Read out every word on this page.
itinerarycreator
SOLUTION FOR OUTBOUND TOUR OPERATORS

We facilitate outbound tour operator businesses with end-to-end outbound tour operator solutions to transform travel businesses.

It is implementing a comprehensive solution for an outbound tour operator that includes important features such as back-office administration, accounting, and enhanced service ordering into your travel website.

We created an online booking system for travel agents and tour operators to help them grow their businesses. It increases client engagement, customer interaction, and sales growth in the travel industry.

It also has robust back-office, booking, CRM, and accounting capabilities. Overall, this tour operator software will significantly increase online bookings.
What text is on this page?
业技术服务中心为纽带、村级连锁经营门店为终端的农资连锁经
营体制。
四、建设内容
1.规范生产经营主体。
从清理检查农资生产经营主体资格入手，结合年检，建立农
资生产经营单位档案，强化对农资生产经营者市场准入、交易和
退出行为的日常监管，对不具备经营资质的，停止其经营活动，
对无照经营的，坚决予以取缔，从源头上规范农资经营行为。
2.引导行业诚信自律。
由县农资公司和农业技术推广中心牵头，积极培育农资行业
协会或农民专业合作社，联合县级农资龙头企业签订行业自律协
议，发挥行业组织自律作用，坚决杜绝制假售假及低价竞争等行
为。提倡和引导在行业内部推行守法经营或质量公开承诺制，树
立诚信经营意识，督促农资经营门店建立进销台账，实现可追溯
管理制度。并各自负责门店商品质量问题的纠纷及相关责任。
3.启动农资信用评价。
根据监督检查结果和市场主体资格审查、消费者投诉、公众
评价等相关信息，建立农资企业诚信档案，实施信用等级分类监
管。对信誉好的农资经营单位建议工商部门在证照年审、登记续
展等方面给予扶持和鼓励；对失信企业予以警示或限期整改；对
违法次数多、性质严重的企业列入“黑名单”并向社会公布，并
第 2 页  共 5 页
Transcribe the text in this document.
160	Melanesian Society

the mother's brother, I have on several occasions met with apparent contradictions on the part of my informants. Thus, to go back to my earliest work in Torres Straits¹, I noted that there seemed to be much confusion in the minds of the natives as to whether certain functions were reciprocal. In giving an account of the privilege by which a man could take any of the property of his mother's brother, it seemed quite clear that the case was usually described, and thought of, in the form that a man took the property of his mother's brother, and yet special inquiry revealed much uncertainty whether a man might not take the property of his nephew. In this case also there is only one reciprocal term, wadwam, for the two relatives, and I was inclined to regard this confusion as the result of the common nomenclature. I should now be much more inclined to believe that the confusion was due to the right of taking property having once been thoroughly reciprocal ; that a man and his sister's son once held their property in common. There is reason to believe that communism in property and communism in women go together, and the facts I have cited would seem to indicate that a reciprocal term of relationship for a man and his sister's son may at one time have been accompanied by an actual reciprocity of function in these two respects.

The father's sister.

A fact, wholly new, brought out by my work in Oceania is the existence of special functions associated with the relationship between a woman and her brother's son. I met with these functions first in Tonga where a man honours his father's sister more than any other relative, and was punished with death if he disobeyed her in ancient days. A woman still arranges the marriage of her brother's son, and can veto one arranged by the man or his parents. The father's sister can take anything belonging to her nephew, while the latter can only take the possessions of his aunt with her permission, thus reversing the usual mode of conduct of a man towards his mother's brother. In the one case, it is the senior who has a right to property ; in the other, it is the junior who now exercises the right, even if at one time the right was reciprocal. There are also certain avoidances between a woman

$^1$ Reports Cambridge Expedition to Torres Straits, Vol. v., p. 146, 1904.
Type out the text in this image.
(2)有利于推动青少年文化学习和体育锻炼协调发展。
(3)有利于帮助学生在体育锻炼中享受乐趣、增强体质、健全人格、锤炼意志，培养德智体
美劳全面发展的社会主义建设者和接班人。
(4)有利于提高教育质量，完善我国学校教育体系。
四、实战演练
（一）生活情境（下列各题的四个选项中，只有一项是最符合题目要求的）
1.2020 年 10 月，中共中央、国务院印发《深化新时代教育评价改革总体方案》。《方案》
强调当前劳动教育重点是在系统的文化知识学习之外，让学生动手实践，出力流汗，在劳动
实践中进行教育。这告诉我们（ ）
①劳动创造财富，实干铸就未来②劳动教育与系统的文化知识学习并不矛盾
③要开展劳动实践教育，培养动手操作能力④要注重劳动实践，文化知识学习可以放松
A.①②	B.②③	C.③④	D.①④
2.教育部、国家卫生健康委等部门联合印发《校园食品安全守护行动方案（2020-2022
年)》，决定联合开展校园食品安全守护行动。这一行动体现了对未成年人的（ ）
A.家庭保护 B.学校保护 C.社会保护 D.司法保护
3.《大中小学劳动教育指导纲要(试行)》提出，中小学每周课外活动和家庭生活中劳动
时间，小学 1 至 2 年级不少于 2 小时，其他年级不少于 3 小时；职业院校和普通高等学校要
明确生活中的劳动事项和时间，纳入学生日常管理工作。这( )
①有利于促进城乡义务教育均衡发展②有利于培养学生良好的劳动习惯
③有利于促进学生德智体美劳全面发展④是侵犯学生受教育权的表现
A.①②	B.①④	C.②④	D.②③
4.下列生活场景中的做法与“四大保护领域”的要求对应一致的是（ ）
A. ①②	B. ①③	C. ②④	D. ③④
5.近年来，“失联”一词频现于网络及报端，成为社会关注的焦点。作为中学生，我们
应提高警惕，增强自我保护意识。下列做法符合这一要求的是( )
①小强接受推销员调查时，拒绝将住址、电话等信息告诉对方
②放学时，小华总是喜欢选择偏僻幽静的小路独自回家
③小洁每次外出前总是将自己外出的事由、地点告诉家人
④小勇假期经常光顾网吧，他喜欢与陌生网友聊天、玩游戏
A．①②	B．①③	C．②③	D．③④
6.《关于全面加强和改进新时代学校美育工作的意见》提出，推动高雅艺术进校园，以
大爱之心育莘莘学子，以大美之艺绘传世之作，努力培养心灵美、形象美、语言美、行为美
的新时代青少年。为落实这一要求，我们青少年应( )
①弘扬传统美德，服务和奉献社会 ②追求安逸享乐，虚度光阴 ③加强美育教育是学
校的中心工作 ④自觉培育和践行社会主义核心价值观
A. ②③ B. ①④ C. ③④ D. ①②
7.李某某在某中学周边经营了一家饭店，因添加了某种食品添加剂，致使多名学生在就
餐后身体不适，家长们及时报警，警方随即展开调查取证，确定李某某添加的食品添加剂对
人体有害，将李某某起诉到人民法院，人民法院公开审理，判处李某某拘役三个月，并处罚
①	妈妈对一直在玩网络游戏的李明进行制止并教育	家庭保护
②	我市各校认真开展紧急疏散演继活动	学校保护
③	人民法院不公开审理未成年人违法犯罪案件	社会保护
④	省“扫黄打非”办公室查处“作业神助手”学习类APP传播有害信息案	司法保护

───

**Written task**. Print the records once more, exactly as they were given.

**Solution for this exercise**.
Read out every word on this page.
itinerarycreator
SOLUTION FOR OUTBOUND TOUR OPERATORS

We facilitate outbound tour operator businesses with end-to-end outbound tour operator solutions to transform travel businesses.

It is implementing a comprehensive solution for an outbound tour operator that includes important features such as back-office administration, accounting, and enhanced service ordering into your travel website.

We created an online booking system for travel agents and tour operators to help them grow their businesses. It increases client engagement, customer interaction, and sales growth in the travel industry.

It also has robust back-office, booking, CRM, and accounting capabilities. Overall, this tour operator software will significantly increase online bookings.
What text is on this page?
业技术服务中心为纽带、村级连锁经营门店为终端的农资连锁经
营体制。
四、建设内容
1.规范生产经营主体。
从清理检查农资生产经营主体资格入手，结合年检，建立农
资生产经营单位档案，强化对农资生产经营者市场准入、交易和
退出行为的日常监管，对不具备经营资质的，停止其经营活动，
对无照经营的，坚决予以取缔，从源头上规范农资经营行为。
2.引导行业诚信自律。
由县农资公司和农业技术推广中心牵头，积极培育农资行业
协会或农民专业合作社，联合县级农资龙头企业签订行业自律协
议，发挥行业组织自律作用，坚决杜绝制假售假及低价竞争等行
为。提倡和引导在行业内部推行守法经营或质量公开承诺制，树
立诚信经营意识，督促农资经营门店建立进销台账，实现可追溯
管理制度。并各自负责门店商品质量问题的纠纷及相关责任。
3.启动农资信用评价。
根据监督检查结果和市场主体资格审查、消费者投诉、公众
评价等相关信息，建立农资企业诚信档案，实施信用等级分类监
管。对信誉好的农资经营单位建议工商部门在证照年审、登记续
展等方面给予扶持和鼓励；对失信企业予以警示或限期整改；对
违法次数多、性质严重的企业列入“黑名单”并向社会公布，并
第 2 页  共 5 页
Transcribe the text in this document.
160	Melanesian Society

the mother's brother, I have on several occasions met with apparent contradictions on the part of my informants. Thus, to go back to my earliest work in Torres Straits¹, I noted that there seemed to be much confusion in the minds of the natives as to whether certain functions were reciprocal. In giving an account of the privilege by which a man could take any of the property of his mother's brother, it seemed quite clear that the case was usually described, and thought of, in the form that a man took the property of his mother's brother, and yet special inquiry revealed much uncertainty whether a man might not take the property of his nephew. In this case also there is only one reciprocal term, wadwam, for the two relatives, and I was inclined to regard this confusion as the result of the common nomenclature. I should now be much more inclined to believe that the confusion was due to the right of taking property having once been thoroughly reciprocal ; that a man and his sister's son once held their property in common. There is reason to believe that communism in property and communism in women go together, and the facts I have cited would seem to indicate that a reciprocal term of relationship for a man and his sister's son may at one time have been accompanied by an actual reciprocity of function in these two respects.

The father's sister.

A fact, wholly new, brought out by my work in Oceania is the existence of special functions associated with the relationship between a woman and her brother's son. I met with these functions first in Tonga where a man honours his father's sister more than any other relative, and was punished with death if he disobeyed her in ancient days. A woman still arranges the marriage of her brother's son, and can veto one arranged by the man or his parents. The father's sister can take anything belonging to her nephew, while the latter can only take the possessions of his aunt with her permission, thus reversing the usual mode of conduct of a man towards his mother's brother. In the one case, it is the senior who has a right to property ; in the other, it is the junior who now exercises the right, even if at one time the right was reciprocal. There are also certain avoidances between a woman

$^1$ Reports Cambridge Expedition to Torres Straits, Vol. v., p. 146, 1904.
Type out the text in this image.
(2)有利于推动青少年文化学习和体育锻炼协调发展。
(3)有利于帮助学生在体育锻炼中享受乐趣、增强体质、健全人格、锤炼意志，培养德智体
美劳全面发展的社会主义建设者和接班人。
(4)有利于提高教育质量，完善我国学校教育体系。
四、实战演练
（一）生活情境（下列各题的四个选项中，只有一项是最符合题目要求的）
1.2020 年 10 月，中共中央、国务院印发《深化新时代教育评价改革总体方案》。《方案》
强调当前劳动教育重点是在系统的文化知识学习之外，让学生动手实践，出力流汗，在劳动
实践中进行教育。这告诉我们（ ）
①劳动创造财富，实干铸就未来②劳动教育与系统的文化知识学习并不矛盾
③要开展劳动实践教育，培养动手操作能力④要注重劳动实践，文化知识学习可以放松
A.①②	B.②③	C.③④	D.①④
2.教育部、国家卫生健康委等部门联合印发《校园食品安全守护行动方案（2020-2022
年)》，决定联合开展校园食品安全守护行动。这一行动体现了对未成年人的（ ）
A.家庭保护 B.学校保护 C.社会保护 D.司法保护
3.《大中小学劳动教育指导纲要(试行)》提出，中小学每周课外活动和家庭生活中劳动
时间，小学 1 至 2 年级不少于 2 小时，其他年级不少于 3 小时；职业院校和普通高等学校要
明确生活中的劳动事项和时间，纳入学生日常管理工作。这( )
①有利于促进城乡义务教育均衡发展②有利于培养学生良好的劳动习惯
③有利于促进学生德智体美劳全面发展④是侵犯学生受教育权的表现
A.①②	B.①④	C.②④	D.②③
4.下列生活场景中的做法与“四大保护领域”的要求对应一致的是（ ）
A. ①②	B. ①③	C. ②④	D. ③④
5.近年来，“失联”一词频现于网络及报端，成为社会关注的焦点。作为中学生，我们
应提高警惕，增强自我保护意识。下列做法符合这一要求的是( )
①小强接受推销员调查时，拒绝将住址、电话等信息告诉对方
②放学时，小华总是喜欢选择偏僻幽静的小路独自回家
③小洁每次外出前总是将自己外出的事由、地点告诉家人
④小勇假期经常光顾网吧，他喜欢与陌生网友聊天、玩游戏
A．①②	B．①③	C．②③	D．③④
6.《关于全面加强和改进新时代学校美育工作的意见》提出，推动高雅艺术进校园，以
大爱之心育莘莘学子，以大美之艺绘传世之作，努力培养心灵美、形象美、语言美、行为美
的新时代青少年。为落实这一要求，我们青少年应( )
①弘扬传统美德，服务和奉献社会 ②追求安逸享乐，虚度光阴 ③加强美育教育是学
校的中心工作 ④自觉培育和践行社会主义核心价值观
A. ②③ B. ①④ C. ③④ D. ①②
7.李某某在某中学周边经营了一家饭店，因添加了某种食品添加剂，致使多名学生在就
餐后身体不适，家长们及时报警，警方随即展开调查取证，确定李某某添加的食品添加剂对
人体有害，将李某某起诉到人民法院，人民法院公开审理，判处李某某拘役三个月，并处罚
①	妈妈对一直在玩网络游戏的李明进行制止并教育	家庭保护
②	我市各校认真开展紧急疏散演继活动	学校保护
③	人民法院不公开审理未成年人违法犯罪案件	社会保护
④	省“扫黄打非”办公室查处“作业神助手”学习类APP传播有害信息案	司法保护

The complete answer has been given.